> [What you should do]: State the number of lines where "paid" appears. Add nothing else.

> [Record set]:
*****
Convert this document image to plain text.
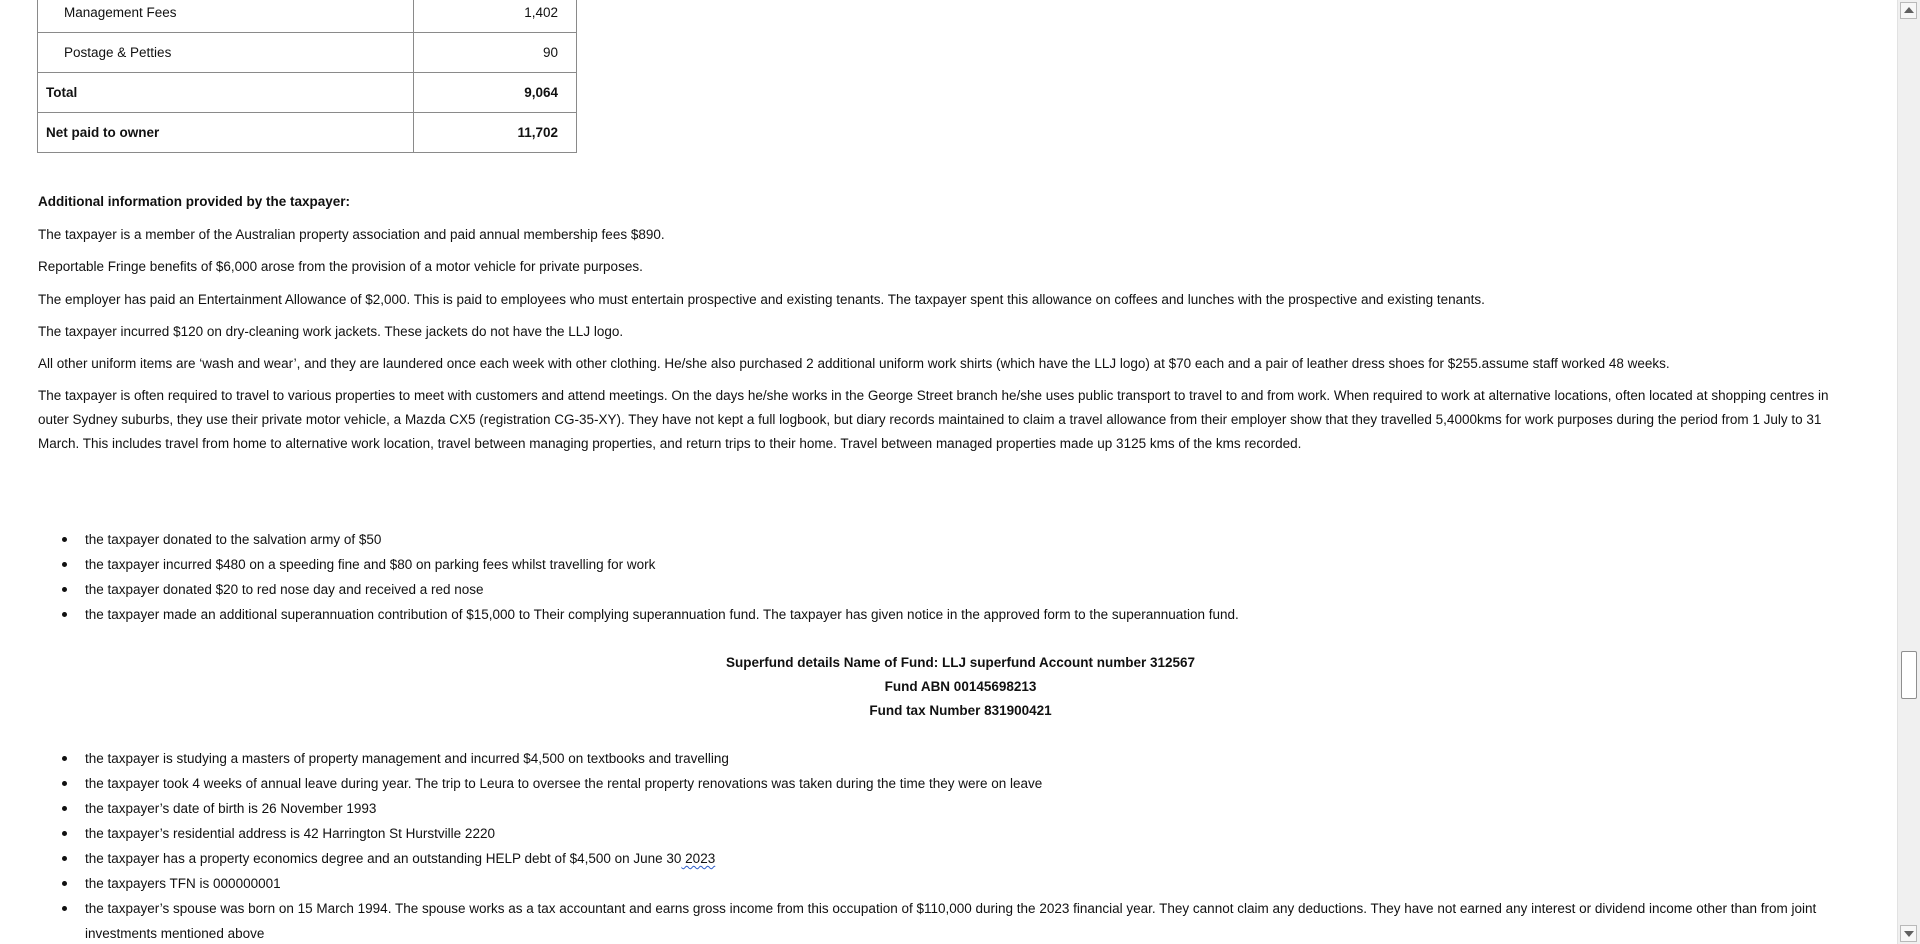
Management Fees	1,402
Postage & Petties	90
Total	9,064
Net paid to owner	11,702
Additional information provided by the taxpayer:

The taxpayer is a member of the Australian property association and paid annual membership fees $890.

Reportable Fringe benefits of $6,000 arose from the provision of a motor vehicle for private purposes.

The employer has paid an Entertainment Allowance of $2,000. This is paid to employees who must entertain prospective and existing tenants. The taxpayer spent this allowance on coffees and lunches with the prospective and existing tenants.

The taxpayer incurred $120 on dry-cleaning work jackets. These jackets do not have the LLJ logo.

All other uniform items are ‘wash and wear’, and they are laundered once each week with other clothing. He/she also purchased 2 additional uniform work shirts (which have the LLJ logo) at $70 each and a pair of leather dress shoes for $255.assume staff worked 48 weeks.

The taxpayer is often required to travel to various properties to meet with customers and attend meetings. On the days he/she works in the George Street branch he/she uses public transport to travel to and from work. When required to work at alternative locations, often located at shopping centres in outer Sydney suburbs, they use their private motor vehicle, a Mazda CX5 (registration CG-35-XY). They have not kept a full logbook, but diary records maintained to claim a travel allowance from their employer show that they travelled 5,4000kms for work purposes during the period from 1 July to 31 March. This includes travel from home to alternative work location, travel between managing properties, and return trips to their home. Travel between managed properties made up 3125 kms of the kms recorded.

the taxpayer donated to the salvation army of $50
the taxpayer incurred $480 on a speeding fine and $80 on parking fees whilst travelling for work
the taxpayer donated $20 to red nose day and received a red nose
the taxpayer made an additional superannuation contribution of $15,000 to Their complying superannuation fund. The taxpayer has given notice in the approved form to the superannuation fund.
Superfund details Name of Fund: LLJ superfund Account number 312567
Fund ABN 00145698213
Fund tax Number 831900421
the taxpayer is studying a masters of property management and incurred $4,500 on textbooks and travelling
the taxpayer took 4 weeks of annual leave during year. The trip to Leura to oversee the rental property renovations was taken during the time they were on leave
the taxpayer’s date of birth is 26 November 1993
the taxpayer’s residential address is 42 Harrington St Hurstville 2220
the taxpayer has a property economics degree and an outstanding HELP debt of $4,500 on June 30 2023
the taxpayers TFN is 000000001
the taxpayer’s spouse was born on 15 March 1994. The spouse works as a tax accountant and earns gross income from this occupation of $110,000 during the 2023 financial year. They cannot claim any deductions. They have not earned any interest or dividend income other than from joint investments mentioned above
*****
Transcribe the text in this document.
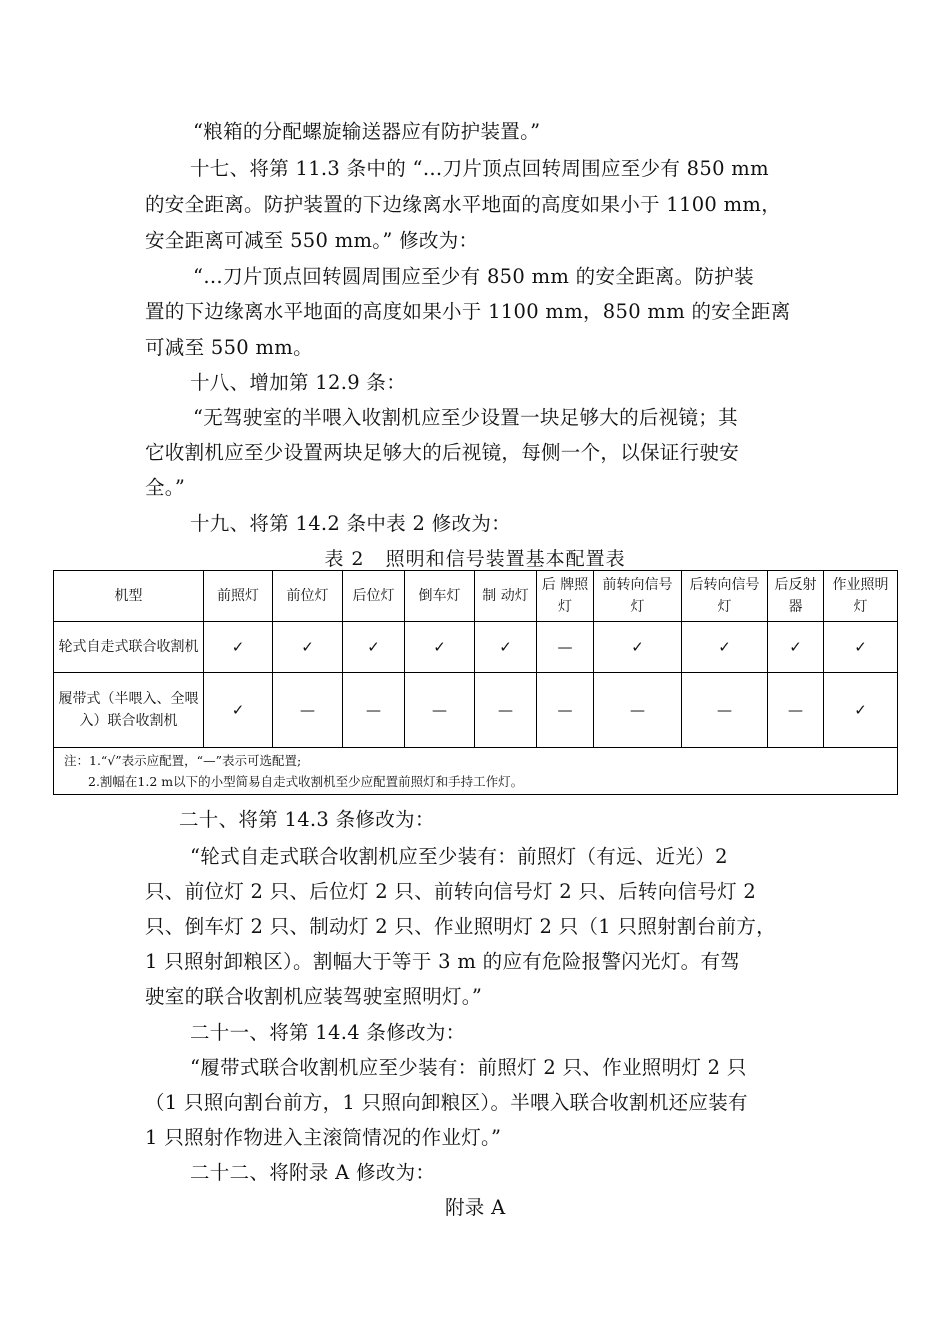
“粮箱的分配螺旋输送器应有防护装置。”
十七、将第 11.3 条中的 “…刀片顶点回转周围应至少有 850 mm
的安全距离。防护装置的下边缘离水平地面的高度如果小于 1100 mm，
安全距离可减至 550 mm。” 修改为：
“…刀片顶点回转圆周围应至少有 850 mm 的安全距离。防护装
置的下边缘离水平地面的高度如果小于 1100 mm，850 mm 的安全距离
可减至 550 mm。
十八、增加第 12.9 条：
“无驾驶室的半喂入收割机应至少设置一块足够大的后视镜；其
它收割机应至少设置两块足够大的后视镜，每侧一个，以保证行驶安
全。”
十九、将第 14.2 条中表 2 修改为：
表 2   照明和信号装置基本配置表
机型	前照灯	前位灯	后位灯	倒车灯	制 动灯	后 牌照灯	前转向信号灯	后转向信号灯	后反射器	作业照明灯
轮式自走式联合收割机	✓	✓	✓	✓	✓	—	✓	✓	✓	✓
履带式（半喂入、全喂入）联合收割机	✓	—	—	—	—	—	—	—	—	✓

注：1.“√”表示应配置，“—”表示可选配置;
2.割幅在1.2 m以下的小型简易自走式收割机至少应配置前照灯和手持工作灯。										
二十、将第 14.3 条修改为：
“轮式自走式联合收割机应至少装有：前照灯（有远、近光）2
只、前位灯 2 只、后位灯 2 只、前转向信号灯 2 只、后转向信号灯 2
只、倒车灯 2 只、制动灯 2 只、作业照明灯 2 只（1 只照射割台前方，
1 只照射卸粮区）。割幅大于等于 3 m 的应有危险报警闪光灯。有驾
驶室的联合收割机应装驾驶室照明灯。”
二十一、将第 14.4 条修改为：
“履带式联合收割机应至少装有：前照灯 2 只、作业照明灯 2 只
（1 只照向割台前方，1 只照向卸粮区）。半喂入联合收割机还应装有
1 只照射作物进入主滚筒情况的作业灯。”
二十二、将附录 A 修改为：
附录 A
*****
> [Problem solution]: 3